## begin Source records

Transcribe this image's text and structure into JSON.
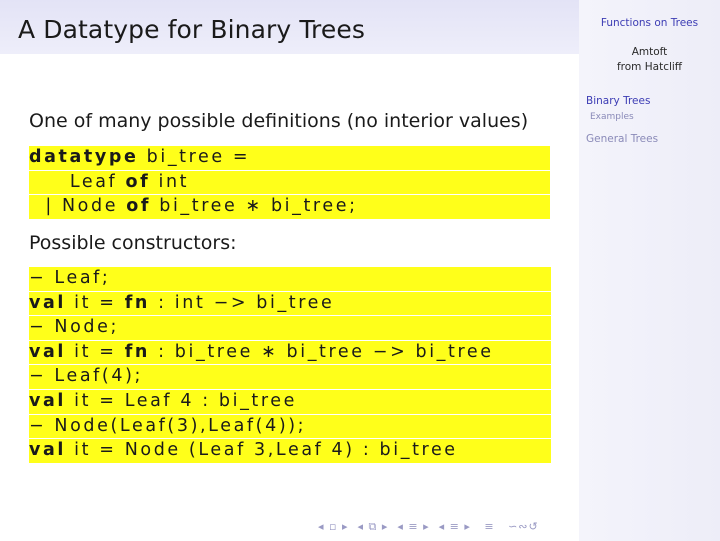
{
  "slide": {
    "title": "A Datatype for Binary Trees",
    "intro": "One of many possible definitions (no interior values)",
    "constructors_label": "Possible constructors:"
  },
  "code_def": [
    [
      {
        "t": "datatype",
        "kw": true
      },
      {
        "t": " bi_tree ="
      }
    ],
    [
      {
        "t": "     Leaf "
      },
      {
        "t": "of",
        "kw": true
      },
      {
        "t": " int"
      }
    ],
    [
      {
        "t": "  | Node "
      },
      {
        "t": "of",
        "kw": true
      },
      {
        "t": " bi_tree ∗ bi_tree;"
      }
    ]
  ],
  "code_session": [
    [
      {
        "t": "− Leaf;"
      }
    ],
    [
      {
        "t": "val",
        "kw": true
      },
      {
        "t": " it = "
      },
      {
        "t": "fn",
        "kw": true
      },
      {
        "t": " : int −> bi_tree"
      }
    ],
    [
      {
        "t": "− Node;"
      }
    ],
    [
      {
        "t": "val",
        "kw": true
      },
      {
        "t": " it = "
      },
      {
        "t": "fn",
        "kw": true
      },
      {
        "t": " : bi_tree ∗ bi_tree −> bi_tree"
      }
    ],
    [
      {
        "t": "− Leaf(4);"
      }
    ],
    [
      {
        "t": "val",
        "kw": true
      },
      {
        "t": " it = Leaf 4 : bi_tree"
      }
    ],
    [
      {
        "t": "− Node(Leaf(3),Leaf(4));"
      }
    ],
    [
      {
        "t": "val",
        "kw": true
      },
      {
        "t": " it = Node (Leaf 3,Leaf 4) : bi_tree"
      }
    ]
  ],
  "sidebar": {
    "header": "Functions on Trees",
    "author": "Amtoft",
    "source": "from Hatcliff",
    "sections": [
      {
        "label": "Binary Trees",
        "color": "#3c3cb4"
      },
      {
        "label": "Examples",
        "color": "#8a8ab8"
      },
      {
        "label": "General Trees",
        "color": "#8a8ab8"
      }
    ]
  },
  "nav": {
    "glyphs": "◂ ▫ ▸  ◂ ⧉ ▸  ◂ ≡ ▸  ◂ ≡ ▸   ≡   ∽∾↺"
  }
}
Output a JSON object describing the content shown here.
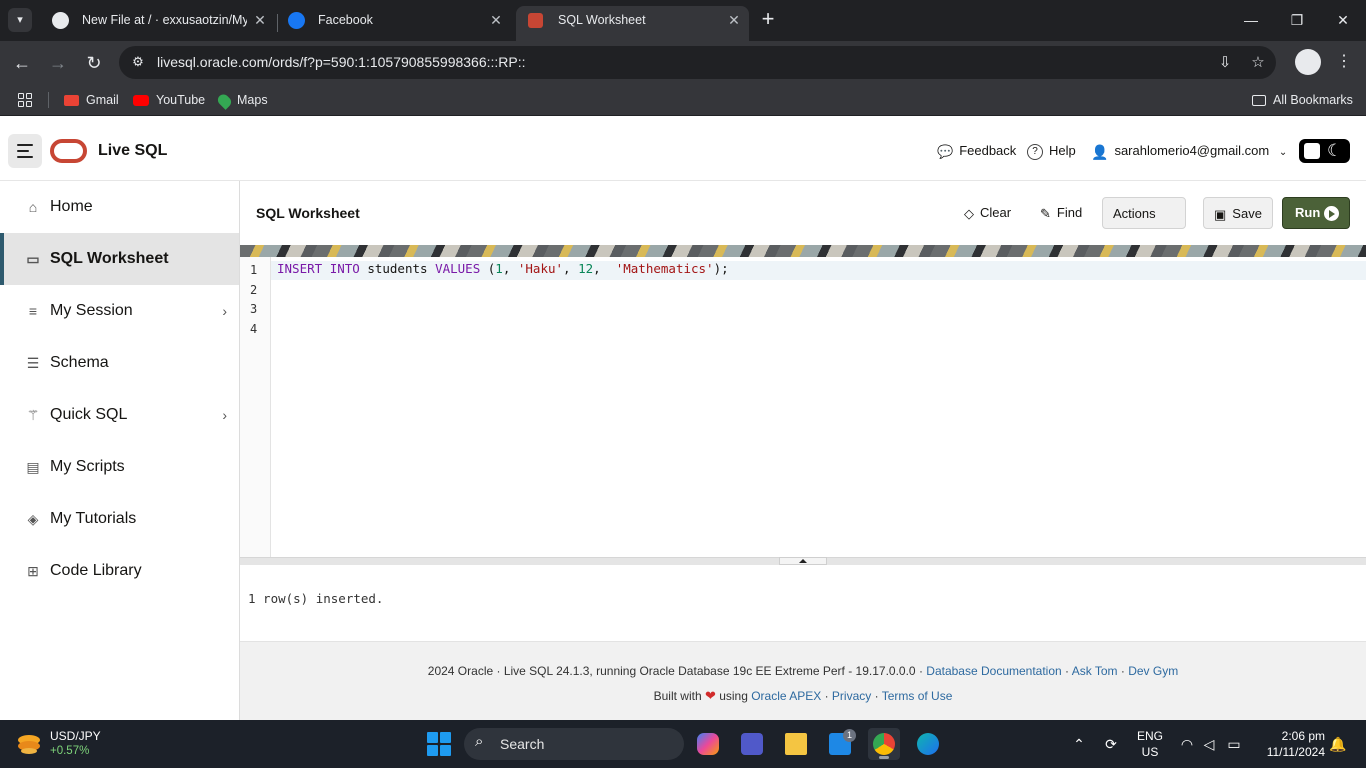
{
  "browser": {
    "tabs": [
      {
        "title": "New File at / · exxusaotzin/My-I",
        "icon": "github-icon"
      },
      {
        "title": "Facebook",
        "icon": "facebook-icon"
      },
      {
        "title": "SQL Worksheet",
        "icon": "terminal-icon",
        "active": true
      }
    ],
    "url": "livesql.oracle.com/ords/f?p=590:1:105790855998366:::RP::",
    "bookmarks": [
      "Gmail",
      "YouTube",
      "Maps"
    ],
    "all_bookmarks": "All Bookmarks"
  },
  "header": {
    "app_title": "Live SQL",
    "feedback": "Feedback",
    "help": "Help",
    "user": "sarahlomerio4@gmail.com"
  },
  "sidebar": {
    "items": [
      {
        "label": "Home",
        "icon": "home-icon"
      },
      {
        "label": "SQL Worksheet",
        "icon": "terminal-icon",
        "active": true
      },
      {
        "label": "My Session",
        "icon": "list-icon",
        "expandable": true
      },
      {
        "label": "Schema",
        "icon": "database-icon"
      },
      {
        "label": "Quick SQL",
        "icon": "wand-icon",
        "expandable": true
      },
      {
        "label": "My Scripts",
        "icon": "script-icon"
      },
      {
        "label": "My Tutorials",
        "icon": "graduation-icon"
      },
      {
        "label": "Code Library",
        "icon": "library-icon"
      }
    ]
  },
  "worksheet": {
    "title": "SQL Worksheet",
    "clear": "Clear",
    "find": "Find",
    "actions": "Actions",
    "save": "Save",
    "run": "Run",
    "line_numbers": [
      "1",
      "2",
      "3",
      "4"
    ],
    "code_tokens": {
      "insert": "INSERT",
      "into": "INTO",
      "table": " students ",
      "values": "VALUES",
      "open": " (",
      "n1": "1",
      "c1": ", ",
      "s1": "'Haku'",
      "c2": ", ",
      "n2": "12",
      "c3": ",  ",
      "s2": "'Mathematics'",
      "close": ");"
    },
    "output": "1 row(s) inserted."
  },
  "footer": {
    "line1": "2024 Oracle · Live SQL 24.1.3, running Oracle Database 19c EE Extreme Perf - 19.17.0.0.0 · ",
    "link_docs": "Database Documentation",
    "sep": " · ",
    "link_asktom": "Ask Tom",
    "link_devgym": "Dev Gym",
    "built_with": "Built with ",
    "using": " using ",
    "link_apex": "Oracle APEX",
    "link_privacy": "Privacy",
    "link_terms": "Terms of Use"
  },
  "taskbar": {
    "ticker_symbol": "USD/JPY",
    "ticker_change": "+0.57%",
    "search": "Search",
    "mail_badge": "1",
    "lang_top": "ENG",
    "lang_bottom": "US",
    "time": "2:06 pm",
    "date": "11/11/2024"
  },
  "colors": {
    "oracle_red": "#c74634",
    "run_green": "#4b6138",
    "sidebar_active_accent": "#2e5a6e"
  }
}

## end Source records

* _What to work on_
Extract the full listing above verbatim; pictures are to be left out of the copy.

* _Exercise result_
Transcribe this image's text and structure into JSON.
{
  "slide": {
    "title": "A Datatype for Binary Trees",
    "intro": "One of many possible definitions (no interior values)",
    "constructors_label": "Possible constructors:"
  },
  "code_def": [
    [
      {
        "t": "datatype",
        "kw": true
      },
      {
        "t": " bi_tree ="
      }
    ],
    [
      {
        "t": "     Leaf "
      },
      {
        "t": "of",
        "kw": true
      },
      {
        "t": " int"
      }
    ],
    [
      {
        "t": "  | Node "
      },
      {
        "t": "of",
        "kw": true
      },
      {
        "t": " bi_tree ∗ bi_tree;"
      }
    ]
  ],
  "code_session": [
    [
      {
        "t": "− Leaf;"
      }
    ],
    [
      {
        "t": "val",
        "kw": true
      },
      {
        "t": " it = "
      },
      {
        "t": "fn",
        "kw": true
      },
      {
        "t": " : int −> bi_tree"
      }
    ],
    [
      {
        "t": "− Node;"
      }
    ],
    [
      {
        "t": "val",
        "kw": true
      },
      {
        "t": " it = "
      },
      {
        "t": "fn",
        "kw": true
      },
      {
        "t": " : bi_tree ∗ bi_tree −> bi_tree"
      }
    ],
    [
      {
        "t": "− Leaf(4);"
      }
    ],
    [
      {
        "t": "val",
        "kw": true
      },
      {
        "t": " it = Leaf 4 : bi_tree"
      }
    ],
    [
      {
        "t": "− Node(Leaf(3),Leaf(4));"
      }
    ],
    [
      {
        "t": "val",
        "kw": true
      },
      {
        "t": " it = Node (Leaf 3,Leaf 4) : bi_tree"
      }
    ]
  ],
  "sidebar": {
    "header": "Functions on Trees",
    "author": "Amtoft",
    "source": "from Hatcliff",
    "sections": [
      {
        "label": "Binary Trees",
        "color": "#3c3cb4"
      },
      {
        "label": "Examples",
        "color": "#8a8ab8"
      },
      {
        "label": "General Trees",
        "color": "#8a8ab8"
      }
    ]
  },
  "nav": {
    "glyphs": "◂ ▫ ▸  ◂ ⧉ ▸  ◂ ≡ ▸  ◂ ≡ ▸   ≡   ∽∾↺"
  }
}
Output a JSON object describing the content shown here.
{
  "browser": {
    "tabs": [
      {
        "title": "New File at / · exxusaotzin/My-I",
        "icon": "github-icon"
      },
      {
        "title": "Facebook",
        "icon": "facebook-icon"
      },
      {
        "title": "SQL Worksheet",
        "icon": "terminal-icon",
        "active": true
      }
    ],
    "url": "livesql.oracle.com/ords/f?p=590:1:105790855998366:::RP::",
    "bookmarks": [
      "Gmail",
      "YouTube",
      "Maps"
    ],
    "all_bookmarks": "All Bookmarks"
  },
  "header": {
    "app_title": "Live SQL",
    "feedback": "Feedback",
    "help": "Help",
    "user": "sarahlomerio4@gmail.com"
  },
  "sidebar": {
    "items": [
      {
        "label": "Home",
        "icon": "home-icon"
      },
      {
        "label": "SQL Worksheet",
        "icon": "terminal-icon",
        "active": true
      },
      {
        "label": "My Session",
        "icon": "list-icon",
        "expandable": true
      },
      {
        "label": "Schema",
        "icon": "database-icon"
      },
      {
        "label": "Quick SQL",
        "icon": "wand-icon",
        "expandable": true
      },
      {
        "label": "My Scripts",
        "icon": "script-icon"
      },
      {
        "label": "My Tutorials",
        "icon": "graduation-icon"
      },
      {
        "label": "Code Library",
        "icon": "library-icon"
      }
    ]
  },
  "worksheet": {
    "title": "SQL Worksheet",
    "clear": "Clear",
    "find": "Find",
    "actions": "Actions",
    "save": "Save",
    "run": "Run",
    "line_numbers": [
      "1",
      "2",
      "3",
      "4"
    ],
    "code_tokens": {
      "insert": "INSERT",
      "into": "INTO",
      "table": " students ",
      "values": "VALUES",
      "open": " (",
      "n1": "1",
      "c1": ", ",
      "s1": "'Haku'",
      "c2": ", ",
      "n2": "12",
      "c3": ",  ",
      "s2": "'Mathematics'",
      "close": ");"
    },
    "output": "1 row(s) inserted."
  },
  "footer": {
    "line1": "2024 Oracle · Live SQL 24.1.3, running Oracle Database 19c EE Extreme Perf - 19.17.0.0.0 · ",
    "link_docs": "Database Documentation",
    "sep": " · ",
    "link_asktom": "Ask Tom",
    "link_devgym": "Dev Gym",
    "built_with": "Built with ",
    "using": " using ",
    "link_apex": "Oracle APEX",
    "link_privacy": "Privacy",
    "link_terms": "Terms of Use"
  },
  "taskbar": {
    "ticker_symbol": "USD/JPY",
    "ticker_change": "+0.57%",
    "search": "Search",
    "mail_badge": "1",
    "lang_top": "ENG",
    "lang_bottom": "US",
    "time": "2:06 pm",
    "date": "11/11/2024"
  },
  "colors": {
    "oracle_red": "#c74634",
    "run_green": "#4b6138",
    "sidebar_active_accent": "#2e5a6e"
  }
}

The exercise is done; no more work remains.